DESCRIPTION OF THE TASK: Identify the lines holding "there" and copy them.

PROVIDED ENTRIES:

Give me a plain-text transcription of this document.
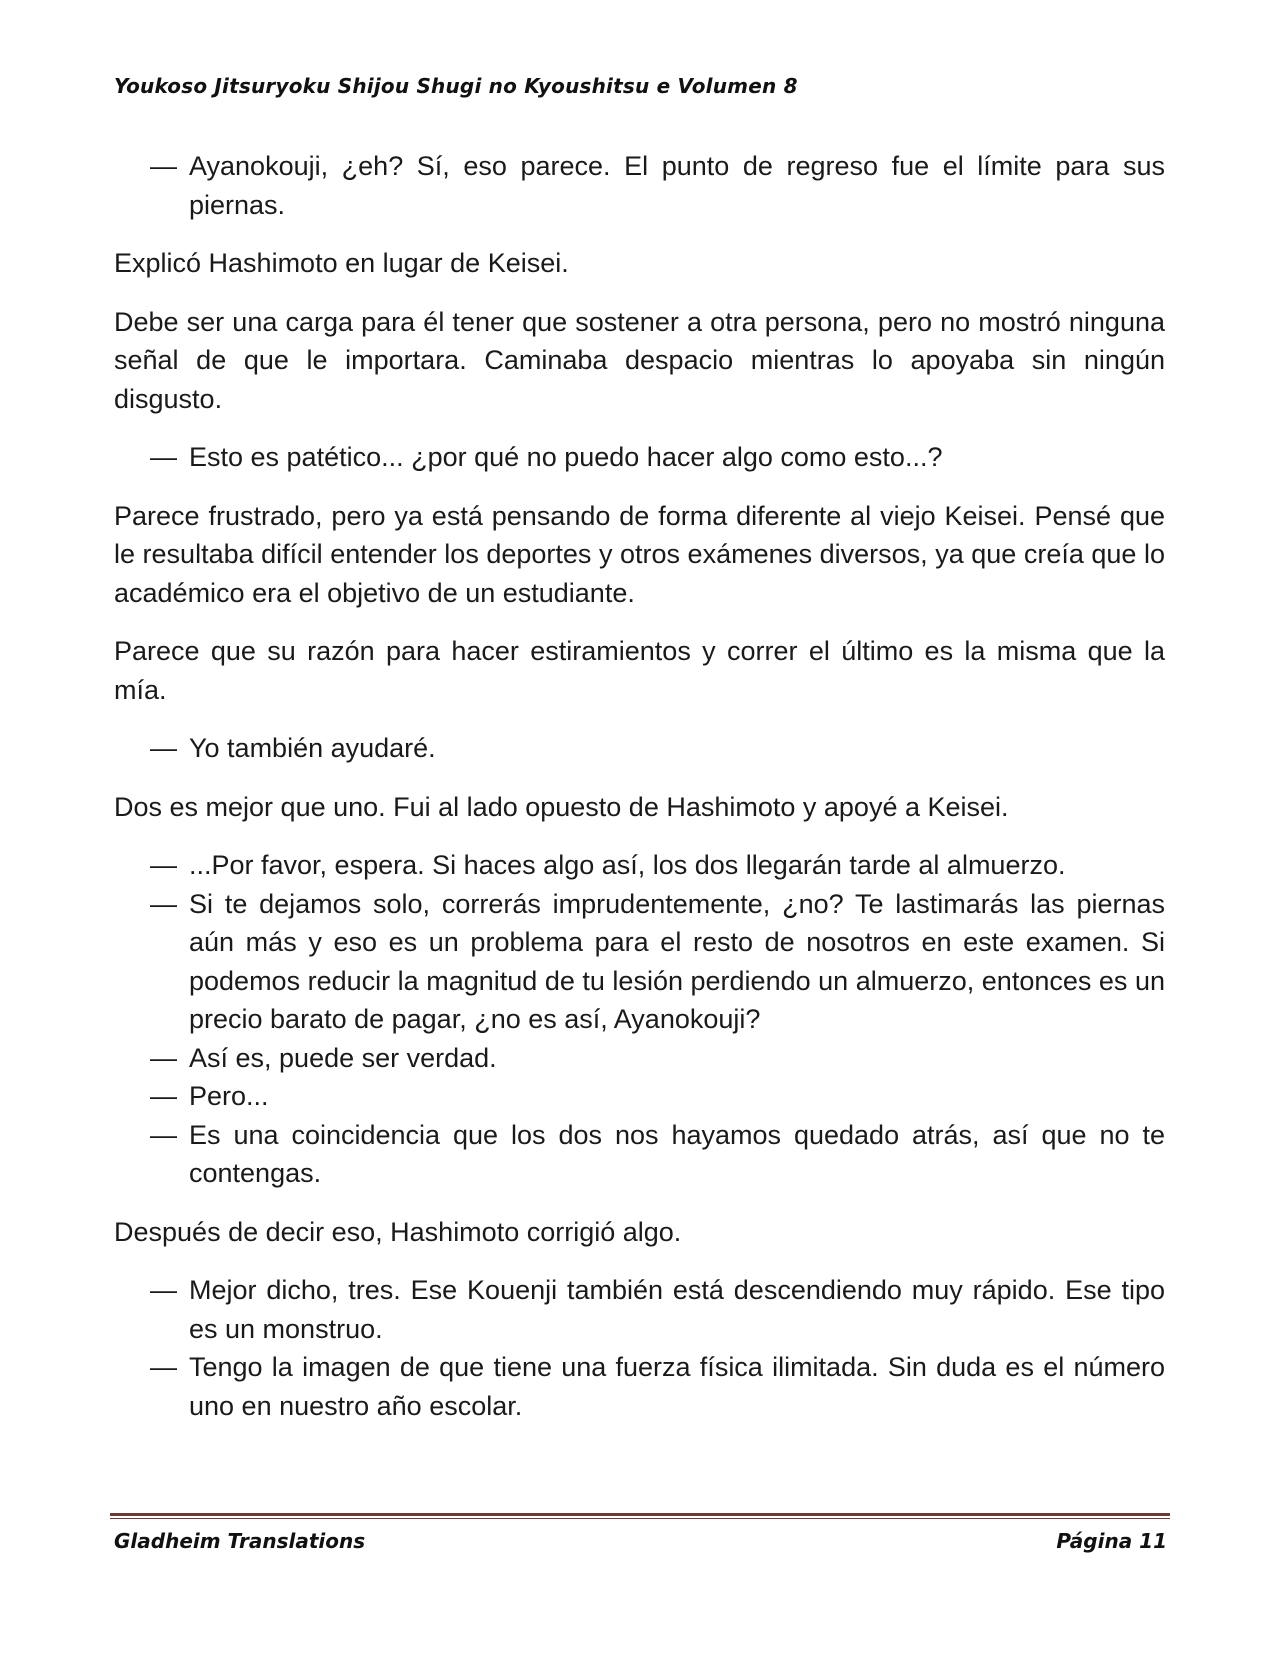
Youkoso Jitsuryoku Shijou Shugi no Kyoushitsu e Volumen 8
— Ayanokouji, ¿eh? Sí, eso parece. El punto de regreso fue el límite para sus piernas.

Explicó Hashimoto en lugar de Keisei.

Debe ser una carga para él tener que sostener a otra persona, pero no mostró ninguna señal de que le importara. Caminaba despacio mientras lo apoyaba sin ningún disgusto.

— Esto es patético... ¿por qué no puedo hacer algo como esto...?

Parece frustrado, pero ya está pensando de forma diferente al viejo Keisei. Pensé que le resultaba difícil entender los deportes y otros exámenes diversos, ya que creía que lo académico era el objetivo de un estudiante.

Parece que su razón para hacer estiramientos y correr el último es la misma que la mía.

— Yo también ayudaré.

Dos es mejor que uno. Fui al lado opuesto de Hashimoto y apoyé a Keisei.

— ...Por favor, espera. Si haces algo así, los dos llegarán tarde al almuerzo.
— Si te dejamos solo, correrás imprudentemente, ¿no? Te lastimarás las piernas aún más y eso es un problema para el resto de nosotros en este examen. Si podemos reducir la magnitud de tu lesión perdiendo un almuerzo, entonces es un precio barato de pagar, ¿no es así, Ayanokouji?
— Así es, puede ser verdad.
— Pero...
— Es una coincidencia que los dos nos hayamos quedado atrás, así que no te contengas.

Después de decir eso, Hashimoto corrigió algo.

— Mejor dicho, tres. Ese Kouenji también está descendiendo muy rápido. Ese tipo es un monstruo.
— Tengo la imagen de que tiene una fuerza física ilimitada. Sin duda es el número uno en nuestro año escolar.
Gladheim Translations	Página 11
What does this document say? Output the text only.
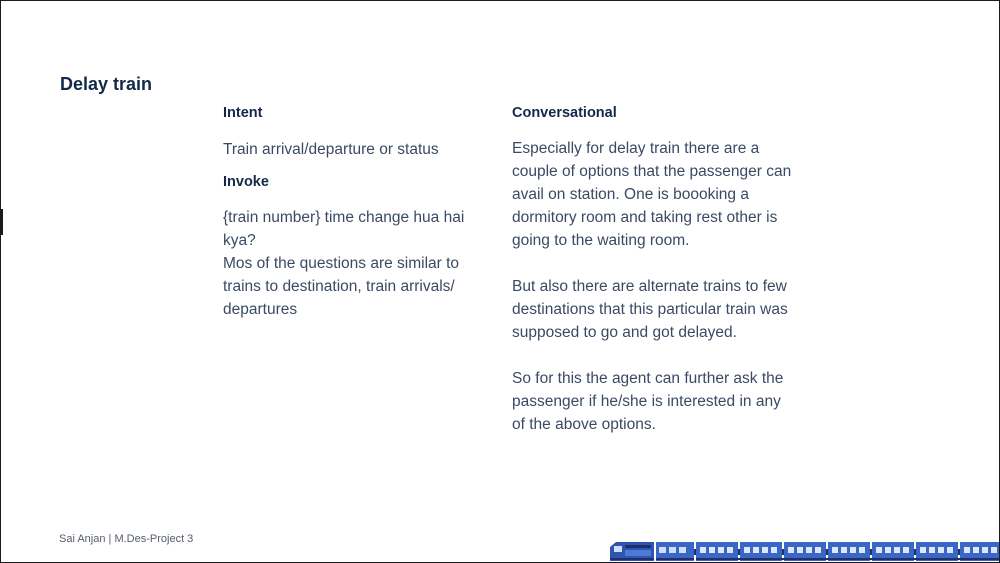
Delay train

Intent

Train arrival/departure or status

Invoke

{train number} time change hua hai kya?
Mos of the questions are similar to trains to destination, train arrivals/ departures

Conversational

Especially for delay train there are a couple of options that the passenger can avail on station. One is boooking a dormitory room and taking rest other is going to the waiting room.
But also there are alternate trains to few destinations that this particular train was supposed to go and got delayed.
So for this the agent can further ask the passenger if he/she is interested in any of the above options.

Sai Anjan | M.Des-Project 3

PROBLEM SOLUTION:
Especially for delay train there are a couple of options that the passenger can avail on station. One is boooking a dormitory room and taking rest other is going to the waiting room.
But also there are alternate trains to few destinations that this particular train was supposed to go and got delayed.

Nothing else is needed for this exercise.